> PROMPT:
Repeat every line of the listing below exactly, minus the pictures.

Stored entries:
※ ※ ※

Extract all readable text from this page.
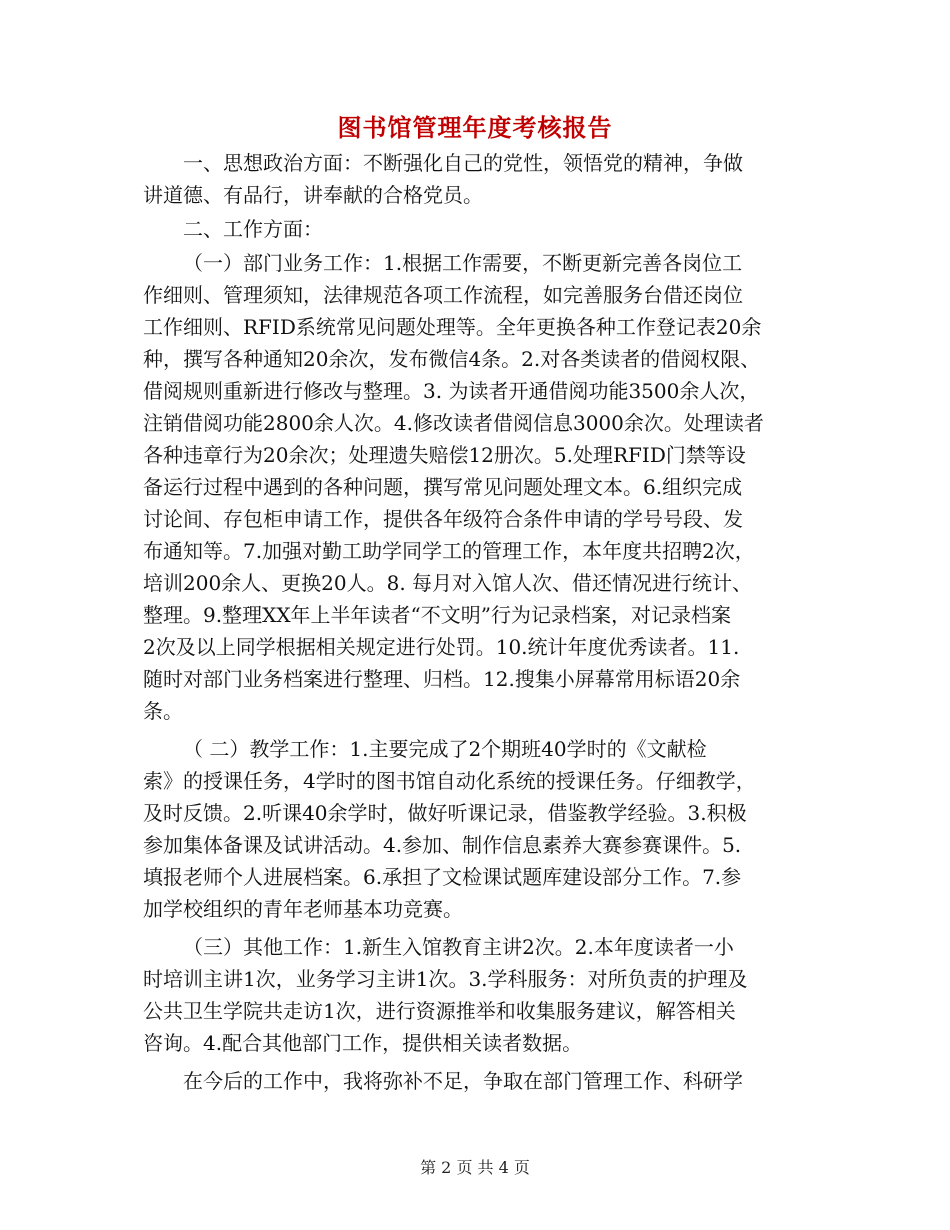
图书馆管理年度考核报告
一、思想政治方面：不断强化自己的党性，领悟党的精神，争做
讲道德、有品行，讲奉献的合格党员。
二、工作方面：
（一）部门业务工作：1.根据工作需要，不断更新完善各岗位工
作细则、管理须知，法律规范各项工作流程，如完善服务台借还岗位
工作细则、RFID系统常见问题处理等。全年更换各种工作登记表20余
种，撰写各种通知20余次，发布微信4条。2.对各类读者的借阅权限、
借阅规则重新进行修改与整理。3. 为读者开通借阅功能3500余人次，
注销借阅功能2800余人次。4.修改读者借阅信息3000余次。处理读者
各种违章行为20余次；处理遗失赔偿12册次。5.处理RFID门禁等设
备运行过程中遇到的各种问题，撰写常见问题处理文本。6.组织完成
讨论间、存包柜申请工作，提供各年级符合条件申请的学号号段、发
布通知等。7.加强对勤工助学同学工的管理工作，本年度共招聘2次，
培训200余人、更换20人。8. 每月对入馆人次、借还情况进行统计、
整理。9.整理XX年上半年读者“不文明”行为记录档案，对记录档案
2次及以上同学根据相关规定进行处罚。10.统计年度优秀读者。11.
随时对部门业务档案进行整理、归档。12.搜集小屏幕常用标语20余
条。
（ 二）教学工作：1.主要完成了2个期班40学时的《文献检
索》的授课任务，4学时的图书馆自动化系统的授课任务。仔细教学，
及时反馈。2.听课40余学时，做好听课记录，借鉴教学经验。3.积极
参加集体备课及试讲活动。4.参加、制作信息素养大赛参赛课件。5.
填报老师个人进展档案。6.承担了文检课试题库建设部分工作。7.参
加学校组织的青年老师基本功竞赛。
（三）其他工作：1.新生入馆教育主讲2次。2.本年度读者一小
时培训主讲1次，业务学习主讲1次。3.学科服务：对所负责的护理及
公共卫生学院共走访1次，进行资源推举和收集服务建议，解答相关
咨询。4.配合其他部门工作，提供相关读者数据。
在今后的工作中，我将弥补不足，争取在部门管理工作、科研学
第 2 页 共 4 页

※ ※ ※

> SOLUTION FOR THIS EXERCISE:
Extract all readable text from this page.
图书馆管理年度考核报告
一、思想政治方面：不断强化自己的党性，领悟党的精神，争做
讲道德、有品行，讲奉献的合格党员。
二、工作方面：
（一）部门业务工作：1.根据工作需要，不断更新完善各岗位工
作细则、管理须知，法律规范各项工作流程，如完善服务台借还岗位
工作细则、RFID系统常见问题处理等。全年更换各种工作登记表20余
种，撰写各种通知20余次，发布微信4条。2.对各类读者的借阅权限、
借阅规则重新进行修改与整理。3. 为读者开通借阅功能3500余人次，
注销借阅功能2800余人次。4.修改读者借阅信息3000余次。处理读者
各种违章行为20余次；处理遗失赔偿12册次。5.处理RFID门禁等设
备运行过程中遇到的各种问题，撰写常见问题处理文本。6.组织完成
讨论间、存包柜申请工作，提供各年级符合条件申请的学号号段、发
布通知等。7.加强对勤工助学同学工的管理工作，本年度共招聘2次，
培训200余人、更换20人。8. 每月对入馆人次、借还情况进行统计、
整理。9.整理XX年上半年读者“不文明”行为记录档案，对记录档案
2次及以上同学根据相关规定进行处罚。10.统计年度优秀读者。11.
随时对部门业务档案进行整理、归档。12.搜集小屏幕常用标语20余
条。
（ 二）教学工作：1.主要完成了2个期班40学时的《文献检
索》的授课任务，4学时的图书馆自动化系统的授课任务。仔细教学，
及时反馈。2.听课40余学时，做好听课记录，借鉴教学经验。3.积极
参加集体备课及试讲活动。4.参加、制作信息素养大赛参赛课件。5.
填报老师个人进展档案。6.承担了文检课试题库建设部分工作。7.参
加学校组织的青年老师基本功竞赛。
（三）其他工作：1.新生入馆教育主讲2次。2.本年度读者一小
时培训主讲1次，业务学习主讲1次。3.学科服务：对所负责的护理及
公共卫生学院共走访1次，进行资源推举和收集服务建议，解答相关
咨询。4.配合其他部门工作，提供相关读者数据。
在今后的工作中，我将弥补不足，争取在部门管理工作、科研学
第 2 页 共 4 页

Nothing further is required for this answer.